Listed entries:
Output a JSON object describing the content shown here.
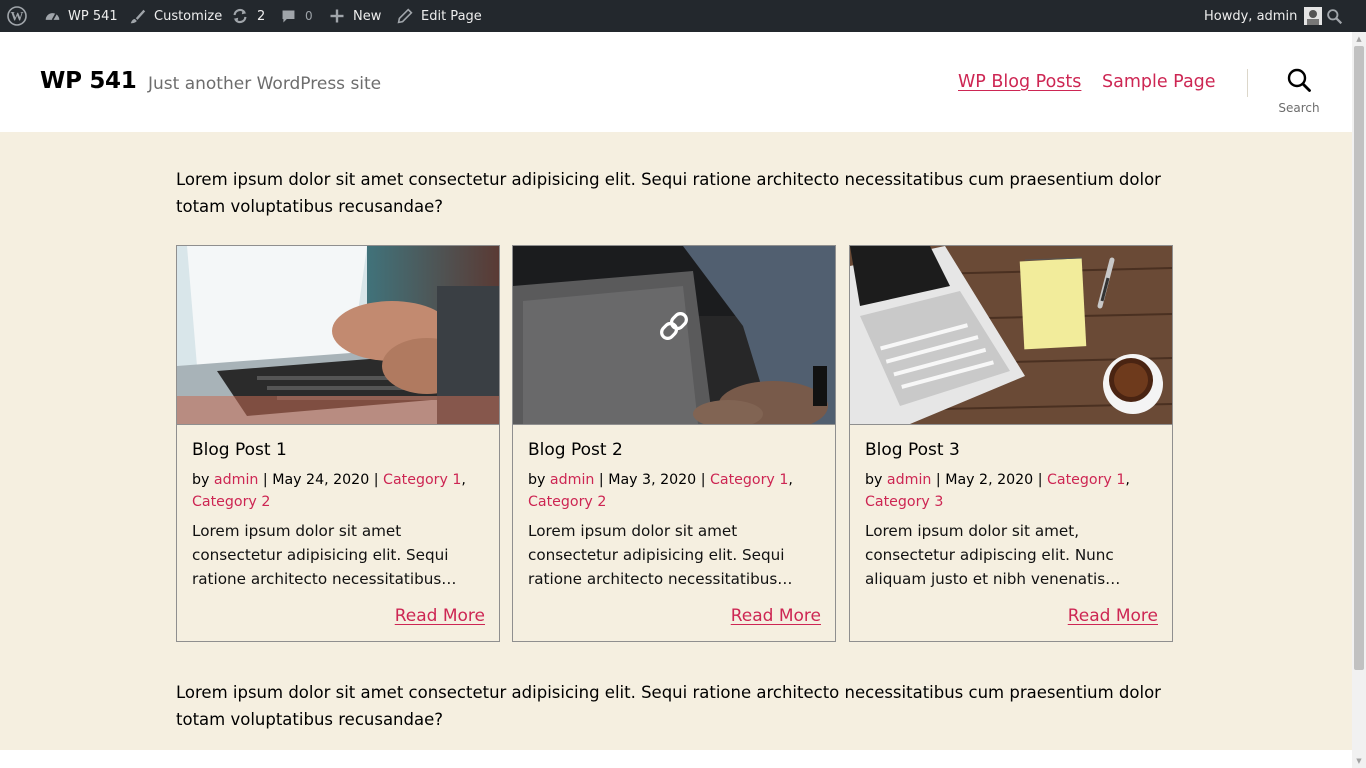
{
  "admin_bar": {
    "site_name": "WP 541",
    "customize_label": "Customize",
    "updates_count": "2",
    "comments_count": "0",
    "new_label": "New",
    "edit_page_label": "Edit Page",
    "greeting": "Howdy, admin"
  },
  "header": {
    "site_title": "WP 541",
    "site_description": "Just another WordPress site",
    "nav": [
      "WP Blog Posts",
      "Sample Page"
    ],
    "search_label": "Search"
  },
  "main": {
    "intro_top": "Lorem ipsum dolor sit amet consectetur adipisicing elit. Sequi ratione architecto necessitatibus cum praesentium dolor totam voluptatibus recusandae?",
    "intro_bottom": "Lorem ipsum dolor sit amet consectetur adipisicing elit. Sequi ratione architecto necessitatibus cum praesentium dolor totam voluptatibus recusandae?",
    "posts": [
      {
        "title": "Blog Post 1",
        "by": "by",
        "author": "admin",
        "date": "May 24, 2020",
        "categories": [
          "Category 1",
          "Category 2"
        ],
        "excerpt": "Lorem ipsum dolor sit amet consectetur adipisicing elit. Sequi ratione architecto necessitatibus…",
        "read_more": "Read More"
      },
      {
        "title": "Blog Post 2",
        "by": "by",
        "author": "admin",
        "date": "May 3, 2020",
        "categories": [
          "Category 1",
          "Category 2"
        ],
        "excerpt": "Lorem ipsum dolor sit amet consectetur adipisicing elit. Sequi ratione architecto necessitatibus…",
        "read_more": "Read More"
      },
      {
        "title": "Blog Post 3",
        "by": "by",
        "author": "admin",
        "date": "May 2, 2020",
        "categories": [
          "Category 1",
          "Category 3"
        ],
        "excerpt": "Lorem ipsum dolor sit amet, consectetur adipiscing elit. Nunc aliquam justo et nibh venenatis…",
        "read_more": "Read More"
      }
    ]
  },
  "colors": {
    "accent": "#cd2653",
    "admin_bar": "#23282d",
    "content_bg": "#f5efe0"
  }
}
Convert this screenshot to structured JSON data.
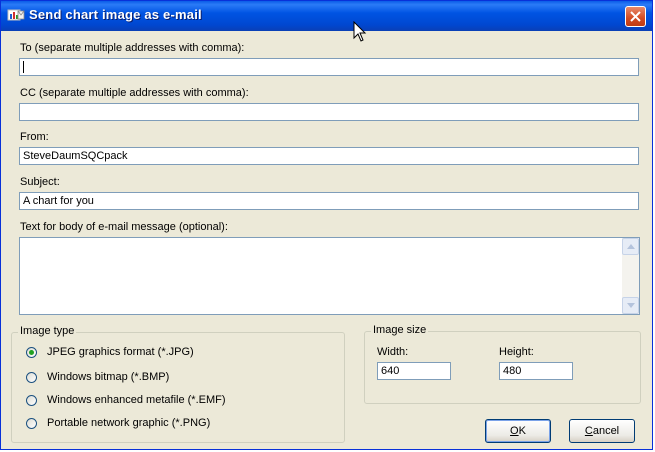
{
  "window": {
    "title": "Send chart image as e-mail"
  },
  "fields": {
    "to": {
      "label": "To (separate multiple addresses with comma):",
      "value": ""
    },
    "cc": {
      "label": "CC (separate multiple addresses with comma):",
      "value": ""
    },
    "from": {
      "label": "From:",
      "value": "SteveDaumSQCpack"
    },
    "subject": {
      "label": "Subject:",
      "value": "A chart for you"
    },
    "body": {
      "label": "Text for body of e-mail message (optional):",
      "value": ""
    }
  },
  "image_type": {
    "title": "Image type",
    "options": [
      {
        "label": "JPEG graphics format (*.JPG)",
        "checked": true
      },
      {
        "label": "Windows bitmap (*.BMP)",
        "checked": false
      },
      {
        "label": "Windows enhanced metafile (*.EMF)",
        "checked": false
      },
      {
        "label": "Portable network graphic (*.PNG)",
        "checked": false
      }
    ]
  },
  "image_size": {
    "title": "Image size",
    "width_label": "Width:",
    "width_value": "640",
    "height_label": "Height:",
    "height_value": "480"
  },
  "buttons": {
    "ok_first": "O",
    "ok_rest": "K",
    "cancel_first": "C",
    "cancel_rest": "ancel"
  }
}
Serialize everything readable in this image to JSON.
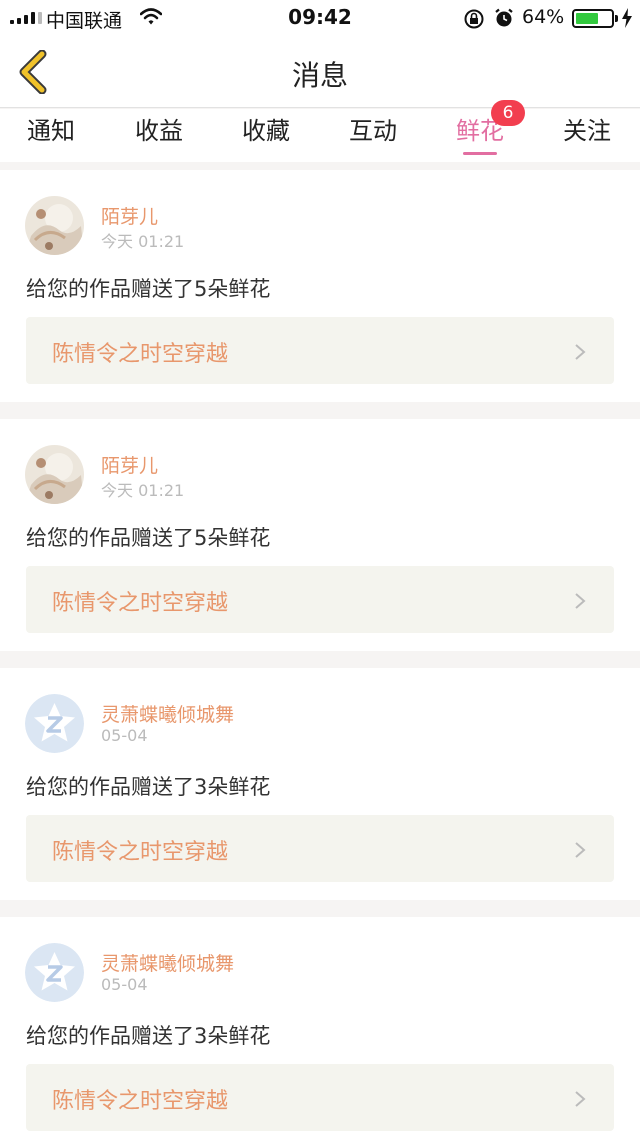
{
  "status_bar": {
    "carrier": "中国联通",
    "time": "09:42",
    "battery_percent": "64%",
    "battery_level": 0.64
  },
  "header": {
    "title": "消息"
  },
  "tabs": [
    {
      "label": "通知"
    },
    {
      "label": "收益"
    },
    {
      "label": "收藏"
    },
    {
      "label": "互动"
    },
    {
      "label": "鲜花",
      "badge": "6",
      "active": true
    },
    {
      "label": "关注"
    }
  ],
  "messages": [
    {
      "username": "陌芽儿",
      "time": "今天 01:21",
      "text": "给您的作品赠送了5朵鲜花",
      "work_title": "陈情令之时空穿越",
      "avatar": "photo-avatar"
    },
    {
      "username": "陌芽儿",
      "time": "今天 01:21",
      "text": "给您的作品赠送了5朵鲜花",
      "work_title": "陈情令之时空穿越",
      "avatar": "photo-avatar"
    },
    {
      "username": "灵萧蝶曦倾城舞",
      "time": "05-04",
      "text": "给您的作品赠送了3朵鲜花",
      "work_title": "陈情令之时空穿越",
      "avatar": "default-z-avatar"
    },
    {
      "username": "灵萧蝶曦倾城舞",
      "time": "05-04",
      "text": "给您的作品赠送了3朵鲜花",
      "work_title": "陈情令之时空穿越",
      "avatar": "default-z-avatar"
    }
  ],
  "colors": {
    "accent_pink": "#e26ea1",
    "username_orange": "#e8976c",
    "badge_red": "#f23e4f",
    "back_arrow_yellow": "#f0c22a"
  }
}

Problem to work on:
Without including any pictures, print each record exactly.

Problem solution:
Output a JSON object describing the content shown here.
{
  "admin_bar": {
    "site_name": "WP 541",
    "customize_label": "Customize",
    "updates_count": "2",
    "comments_count": "0",
    "new_label": "New",
    "edit_page_label": "Edit Page",
    "greeting": "Howdy, admin"
  },
  "header": {
    "site_title": "WP 541",
    "site_description": "Just another WordPress site",
    "nav": [
      "WP Blog Posts",
      "Sample Page"
    ],
    "search_label": "Search"
  },
  "main": {
    "intro_top": "Lorem ipsum dolor sit amet consectetur adipisicing elit. Sequi ratione architecto necessitatibus cum praesentium dolor totam voluptatibus recusandae?",
    "intro_bottom": "Lorem ipsum dolor sit amet consectetur adipisicing elit. Sequi ratione architecto necessitatibus cum praesentium dolor totam voluptatibus recusandae?",
    "posts": [
      {
        "title": "Blog Post 1",
        "by": "by",
        "author": "admin",
        "date": "May 24, 2020",
        "categories": [
          "Category 1",
          "Category 2"
        ],
        "excerpt": "Lorem ipsum dolor sit amet consectetur adipisicing elit. Sequi ratione architecto necessitatibus…",
        "read_more": "Read More"
      },
      {
        "title": "Blog Post 2",
        "by": "by",
        "author": "admin",
        "date": "May 3, 2020",
        "categories": [
          "Category 1",
          "Category 2"
        ],
        "excerpt": "Lorem ipsum dolor sit amet consectetur adipisicing elit. Sequi ratione architecto necessitatibus…",
        "read_more": "Read More"
      },
      {
        "title": "Blog Post 3",
        "by": "by",
        "author": "admin",
        "date": "May 2, 2020",
        "categories": [
          "Category 1",
          "Category 3"
        ],
        "excerpt": "Lorem ipsum dolor sit amet, consectetur adipiscing elit. Nunc aliquam justo et nibh venenatis…",
        "read_more": "Read More"
      }
    ]
  },
  "colors": {
    "accent": "#cd2653",
    "admin_bar": "#23282d",
    "content_bg": "#f5efe0"
  }
}
Convert this screenshot to structured JSON data.
{
  "window": {
    "title": "Send chart image as e-mail"
  },
  "fields": {
    "to": {
      "label": "To (separate multiple addresses with comma):",
      "value": ""
    },
    "cc": {
      "label": "CC (separate multiple addresses with comma):",
      "value": ""
    },
    "from": {
      "label": "From:",
      "value": "SteveDaumSQCpack"
    },
    "subject": {
      "label": "Subject:",
      "value": "A chart for you"
    },
    "body": {
      "label": "Text for body of e-mail message (optional):",
      "value": ""
    }
  },
  "image_type": {
    "title": "Image type",
    "options": [
      {
        "label": "JPEG graphics format (*.JPG)",
        "checked": true
      },
      {
        "label": "Windows bitmap (*.BMP)",
        "checked": false
      },
      {
        "label": "Windows enhanced metafile (*.EMF)",
        "checked": false
      },
      {
        "label": "Portable network graphic (*.PNG)",
        "checked": false
      }
    ]
  },
  "image_size": {
    "title": "Image size",
    "width_label": "Width:",
    "width_value": "640",
    "height_label": "Height:",
    "height_value": "480"
  },
  "buttons": {
    "ok_first": "O",
    "ok_rest": "K",
    "cancel_first": "C",
    "cancel_rest": "ancel"
  }
}
Serialize everything readable in this image to JSON.
{
  "status_bar": {
    "carrier": "中国联通",
    "time": "09:42",
    "battery_percent": "64%",
    "battery_level": 0.64
  },
  "header": {
    "title": "消息"
  },
  "tabs": [
    {
      "label": "通知"
    },
    {
      "label": "收益"
    },
    {
      "label": "收藏"
    },
    {
      "label": "互动"
    },
    {
      "label": "鲜花",
      "badge": "6",
      "active": true
    },
    {
      "label": "关注"
    }
  ],
  "messages": [
    {
      "username": "陌芽儿",
      "time": "今天 01:21",
      "text": "给您的作品赠送了5朵鲜花",
      "work_title": "陈情令之时空穿越",
      "avatar": "photo-avatar"
    },
    {
      "username": "陌芽儿",
      "time": "今天 01:21",
      "text": "给您的作品赠送了5朵鲜花",
      "work_title": "陈情令之时空穿越",
      "avatar": "photo-avatar"
    },
    {
      "username": "灵萧蝶曦倾城舞",
      "time": "05-04",
      "text": "给您的作品赠送了3朵鲜花",
      "work_title": "陈情令之时空穿越",
      "avatar": "default-z-avatar"
    },
    {
      "username": "灵萧蝶曦倾城舞",
      "time": "05-04",
      "text": "给您的作品赠送了3朵鲜花",
      "work_title": "陈情令之时空穿越",
      "avatar": "default-z-avatar"
    }
  ],
  "colors": {
    "accent_pink": "#e26ea1",
    "username_orange": "#e8976c",
    "badge_red": "#f23e4f",
    "back_arrow_yellow": "#f0c22a"
  }
}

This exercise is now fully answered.